Request a: Reproduce the records verbatim, from their first line down to the line that contains "tweet-text: Bazı sosyal", with both of those lines included.

Text block:
Wonderfestiwall Hanna Ella Sandvik

Despite being known as the “Sunshine Isle” the weather of this weekend is rainy and windy. The festival usually sports three stages, but the “Camping Stage” had lost its life to the wind and the schedule was changed last minute so that all bands could play either the “Tent Stage” or “Main Stage” - and magically the rescheduling didn’t create any overlapping.

The Tent Stage is located in the far back of the festival area - sheltered and with a bar in the back, this stage manages to serve a bit of intimacy in comparison to the bigger Main Stage. Both stages had excellent sound throughout the festival, but I counted at least 3 sound crashes where artists had to hold the show for 3-5 minutes until everything was up and running again. A mixture of good spirit among artists and audience made this a minor inconvenience. The festival overall was characterized by a “we’ll just see what happens”-attitude which both annoyed, but also impressed me.

Volunteers

Whereas TL and I had some mixed experiences facing the volunteers at this years Northside Festival, the volunteers at Wonderfestiwall were absolutely brilliant. Although still volunteers and in spite of everyone not having experience in customer service, their winning attitude and willingness to make it a personal experience totally won over even the harshest skeptics.

Wonderfestiwall Hanna Ella Sandvik

Shiny, happy volunteers ready to help you along

The volunteers were a mixture of the youth of Bornholm, their parents and uncles and aunts. In the backstage bar the staff was made out of one of the organizer’s family - which proved very successful with the otherwise bratty artists and intoxicated journos - throughout there was a sense of everyone working together for a greater purpose. Many artists got into the feel of being one of the people and went out in the festival area themselves to watch other artists.

Request b: Write the next part of the Wonderfestiwall festival review, picking up after its last sentence.

Data:
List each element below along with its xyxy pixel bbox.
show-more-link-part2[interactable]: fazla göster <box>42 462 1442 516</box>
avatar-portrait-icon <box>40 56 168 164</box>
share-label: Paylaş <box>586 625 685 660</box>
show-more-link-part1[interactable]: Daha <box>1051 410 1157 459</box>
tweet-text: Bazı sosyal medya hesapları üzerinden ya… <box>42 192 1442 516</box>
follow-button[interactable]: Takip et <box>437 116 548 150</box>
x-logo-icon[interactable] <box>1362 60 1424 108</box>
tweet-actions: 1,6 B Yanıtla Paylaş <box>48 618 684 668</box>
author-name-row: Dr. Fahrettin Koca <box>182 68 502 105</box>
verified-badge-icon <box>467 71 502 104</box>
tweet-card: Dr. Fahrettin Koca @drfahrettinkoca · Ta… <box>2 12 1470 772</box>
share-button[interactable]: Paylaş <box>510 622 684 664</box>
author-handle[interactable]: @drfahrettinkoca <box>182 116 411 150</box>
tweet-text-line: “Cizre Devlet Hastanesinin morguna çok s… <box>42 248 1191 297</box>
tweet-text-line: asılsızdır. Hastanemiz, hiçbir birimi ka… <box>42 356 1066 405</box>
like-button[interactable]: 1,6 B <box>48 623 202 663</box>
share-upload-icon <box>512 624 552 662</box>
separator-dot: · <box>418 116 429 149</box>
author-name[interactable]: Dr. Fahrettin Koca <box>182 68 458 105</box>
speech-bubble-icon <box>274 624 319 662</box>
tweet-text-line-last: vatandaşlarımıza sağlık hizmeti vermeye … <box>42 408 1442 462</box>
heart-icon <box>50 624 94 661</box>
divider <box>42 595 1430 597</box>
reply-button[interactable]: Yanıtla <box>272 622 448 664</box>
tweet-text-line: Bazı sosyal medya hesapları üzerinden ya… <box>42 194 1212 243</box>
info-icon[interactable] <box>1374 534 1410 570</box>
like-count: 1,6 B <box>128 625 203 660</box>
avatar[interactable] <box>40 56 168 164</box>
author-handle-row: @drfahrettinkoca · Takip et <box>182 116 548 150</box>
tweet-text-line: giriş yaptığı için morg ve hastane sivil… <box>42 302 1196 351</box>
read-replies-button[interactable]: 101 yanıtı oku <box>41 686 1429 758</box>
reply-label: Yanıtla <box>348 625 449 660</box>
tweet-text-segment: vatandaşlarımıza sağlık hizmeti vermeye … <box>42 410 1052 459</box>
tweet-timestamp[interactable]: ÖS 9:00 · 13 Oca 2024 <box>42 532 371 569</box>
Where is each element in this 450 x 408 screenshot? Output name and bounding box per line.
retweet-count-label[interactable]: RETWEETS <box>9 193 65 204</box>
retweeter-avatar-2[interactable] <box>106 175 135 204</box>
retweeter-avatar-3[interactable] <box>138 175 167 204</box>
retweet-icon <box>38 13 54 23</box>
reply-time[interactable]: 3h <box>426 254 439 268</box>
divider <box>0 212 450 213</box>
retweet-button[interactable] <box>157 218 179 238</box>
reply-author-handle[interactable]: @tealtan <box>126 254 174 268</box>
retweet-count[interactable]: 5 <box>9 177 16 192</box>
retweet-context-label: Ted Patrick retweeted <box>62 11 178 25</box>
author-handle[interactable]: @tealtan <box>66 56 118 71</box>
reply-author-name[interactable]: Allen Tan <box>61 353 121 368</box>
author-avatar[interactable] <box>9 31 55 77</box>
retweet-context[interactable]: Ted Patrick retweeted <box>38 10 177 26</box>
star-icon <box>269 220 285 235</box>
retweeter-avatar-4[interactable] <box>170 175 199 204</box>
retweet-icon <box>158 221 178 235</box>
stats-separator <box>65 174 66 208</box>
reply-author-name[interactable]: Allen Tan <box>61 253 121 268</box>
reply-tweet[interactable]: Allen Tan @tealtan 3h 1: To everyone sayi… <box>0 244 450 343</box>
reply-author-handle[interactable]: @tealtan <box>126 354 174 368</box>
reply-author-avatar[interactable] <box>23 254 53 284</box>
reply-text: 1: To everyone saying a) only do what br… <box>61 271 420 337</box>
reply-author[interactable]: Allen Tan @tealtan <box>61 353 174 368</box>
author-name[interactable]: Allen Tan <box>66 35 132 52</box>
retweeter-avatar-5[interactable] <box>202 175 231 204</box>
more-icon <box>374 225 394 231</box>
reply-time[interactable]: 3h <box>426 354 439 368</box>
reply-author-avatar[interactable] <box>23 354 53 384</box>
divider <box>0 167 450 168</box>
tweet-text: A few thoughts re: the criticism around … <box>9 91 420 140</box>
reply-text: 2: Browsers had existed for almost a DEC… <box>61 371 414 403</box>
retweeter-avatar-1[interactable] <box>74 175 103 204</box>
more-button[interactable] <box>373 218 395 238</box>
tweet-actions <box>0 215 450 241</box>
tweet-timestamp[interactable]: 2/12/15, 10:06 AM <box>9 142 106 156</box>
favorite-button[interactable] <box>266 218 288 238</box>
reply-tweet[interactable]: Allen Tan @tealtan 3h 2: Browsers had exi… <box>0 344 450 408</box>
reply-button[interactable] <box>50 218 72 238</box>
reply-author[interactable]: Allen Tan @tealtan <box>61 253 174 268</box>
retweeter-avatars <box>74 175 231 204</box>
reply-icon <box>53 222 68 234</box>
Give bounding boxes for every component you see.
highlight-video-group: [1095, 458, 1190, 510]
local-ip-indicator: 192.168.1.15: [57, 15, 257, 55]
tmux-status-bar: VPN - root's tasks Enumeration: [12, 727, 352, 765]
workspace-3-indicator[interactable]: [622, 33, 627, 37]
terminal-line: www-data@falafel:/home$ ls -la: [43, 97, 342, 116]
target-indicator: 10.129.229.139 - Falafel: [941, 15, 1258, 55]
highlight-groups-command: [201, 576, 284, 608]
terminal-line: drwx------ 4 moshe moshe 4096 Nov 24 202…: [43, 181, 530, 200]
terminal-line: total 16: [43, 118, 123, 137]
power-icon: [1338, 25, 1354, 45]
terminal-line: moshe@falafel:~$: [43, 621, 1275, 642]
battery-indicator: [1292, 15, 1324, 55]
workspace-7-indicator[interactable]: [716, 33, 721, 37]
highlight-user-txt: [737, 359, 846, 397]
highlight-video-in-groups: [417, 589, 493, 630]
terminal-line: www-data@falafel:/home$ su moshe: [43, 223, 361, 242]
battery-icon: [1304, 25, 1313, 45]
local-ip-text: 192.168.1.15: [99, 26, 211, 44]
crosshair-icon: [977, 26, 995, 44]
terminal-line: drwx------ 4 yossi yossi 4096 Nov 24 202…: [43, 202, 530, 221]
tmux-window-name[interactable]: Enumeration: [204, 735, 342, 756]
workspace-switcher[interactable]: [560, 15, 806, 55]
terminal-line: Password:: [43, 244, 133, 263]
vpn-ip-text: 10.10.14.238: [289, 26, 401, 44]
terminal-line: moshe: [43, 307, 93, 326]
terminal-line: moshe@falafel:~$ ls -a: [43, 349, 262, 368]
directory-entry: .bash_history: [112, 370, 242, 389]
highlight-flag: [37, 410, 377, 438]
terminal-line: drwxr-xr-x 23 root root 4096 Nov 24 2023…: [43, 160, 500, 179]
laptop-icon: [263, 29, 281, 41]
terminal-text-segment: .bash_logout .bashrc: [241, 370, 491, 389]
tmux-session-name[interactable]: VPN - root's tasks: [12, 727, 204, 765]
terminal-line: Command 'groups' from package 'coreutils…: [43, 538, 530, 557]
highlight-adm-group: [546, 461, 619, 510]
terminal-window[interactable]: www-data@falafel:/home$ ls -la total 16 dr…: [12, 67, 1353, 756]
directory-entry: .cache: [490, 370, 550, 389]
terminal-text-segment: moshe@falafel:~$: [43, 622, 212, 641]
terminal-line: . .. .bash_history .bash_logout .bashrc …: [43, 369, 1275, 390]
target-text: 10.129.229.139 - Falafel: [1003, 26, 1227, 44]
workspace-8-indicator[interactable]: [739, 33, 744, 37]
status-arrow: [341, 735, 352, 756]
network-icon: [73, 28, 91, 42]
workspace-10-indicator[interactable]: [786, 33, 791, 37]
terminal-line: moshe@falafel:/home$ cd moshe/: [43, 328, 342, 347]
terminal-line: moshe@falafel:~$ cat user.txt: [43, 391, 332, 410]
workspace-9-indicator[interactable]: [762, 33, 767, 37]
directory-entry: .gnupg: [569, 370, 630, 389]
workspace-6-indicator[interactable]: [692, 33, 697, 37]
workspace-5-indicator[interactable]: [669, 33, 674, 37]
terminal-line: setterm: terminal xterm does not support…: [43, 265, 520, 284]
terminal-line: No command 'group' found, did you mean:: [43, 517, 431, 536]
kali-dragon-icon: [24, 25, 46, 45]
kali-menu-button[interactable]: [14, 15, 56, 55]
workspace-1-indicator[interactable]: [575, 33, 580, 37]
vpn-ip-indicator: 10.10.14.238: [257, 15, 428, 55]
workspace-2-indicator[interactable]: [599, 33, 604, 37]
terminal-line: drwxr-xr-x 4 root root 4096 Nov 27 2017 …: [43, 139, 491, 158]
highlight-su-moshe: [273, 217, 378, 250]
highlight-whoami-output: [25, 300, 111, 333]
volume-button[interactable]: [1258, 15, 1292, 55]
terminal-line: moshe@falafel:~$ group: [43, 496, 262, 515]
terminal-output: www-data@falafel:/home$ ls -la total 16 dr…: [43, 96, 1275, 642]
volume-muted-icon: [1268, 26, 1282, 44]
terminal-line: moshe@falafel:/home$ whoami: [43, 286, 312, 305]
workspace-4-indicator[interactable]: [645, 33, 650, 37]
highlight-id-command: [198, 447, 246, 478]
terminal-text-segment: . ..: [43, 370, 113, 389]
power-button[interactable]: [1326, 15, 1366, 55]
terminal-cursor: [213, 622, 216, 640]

Reply a:
List each element below along with its xyxy pixel bbox.
show-more-link-part2[interactable]: fazla göster <box>42 462 1442 516</box>
avatar-portrait-icon <box>40 56 168 164</box>
share-label: Paylaş <box>586 625 685 660</box>
show-more-link-part1[interactable]: Daha <box>1051 410 1157 459</box>
tweet-text: Bazı sosyal medya hesapları üzerinden ya… <box>42 192 1442 516</box>

Reply b:
Transport

Impressingly, all volunteers were granted free rides to the festival - again an exemplary service that probably helped with the mood amongst volunteers as mentioned above. For the rest of us mere mortals, there were three main options which all involved going by Ystad in Sweden by either car, train or bus. All of these options also involved taking a ferry from said destination. Transport to Ystad from Copenhagen was surprisingly only about an hour, so most of the traveling time was spent aboard the ferry to Rønne. Unfortunately Sweden was hit by yet another train-worker strike on the Sunday of the festival where most guests were departing. From Rønne to the festival were not-so-well-advertised busses to the festival area. They were packed to put it mildly, but free. This trip was a whopping 30 minutes - just going to show the island of Bornholm is not as small as it may look with its remote position on a map.

Wonderfestiwall Hanna Ella Sandvik

Sharing is caring at Wonderfestiwall

Payment services

Other festivals have experimented with different payment systems the last couple of years because of the connectivity issues and intoxication issues that usually are guaranteed to mess up any kind of transaction at a festival. However, Wonderfestiwall did not jump on this trend - at all. All stands ran on Visa only - with no information about this being given beforehand. All machines were also running offline which basically makes them extremely open for fraudulent efforts (you can basically put in the wrong pin because the machine has no way of detecting whether your code is right or wrong). On top of this there were no ATM’s set up nearby the festival and the nearest possibility to get a little cash was 3-4 kilometers away - not a pleasant walk in your wellies. You could say that it’s just too bad for the mastercard/electron-holding part of the festival audience, but since the demographic at the festival is still quite young, it seems the festival might have lost a bit of income by forcing guests to leave the festival area (one’s own alcohol was prohibited, but it seemed a party in the giant parking lot outside the festival area took its toll on the revenue). Some vendors tried out a Mobile Pay-scheme, but it proved just as useless because of the lousy access to mobile data connection. Regular phone connection, luckily, was unharmed.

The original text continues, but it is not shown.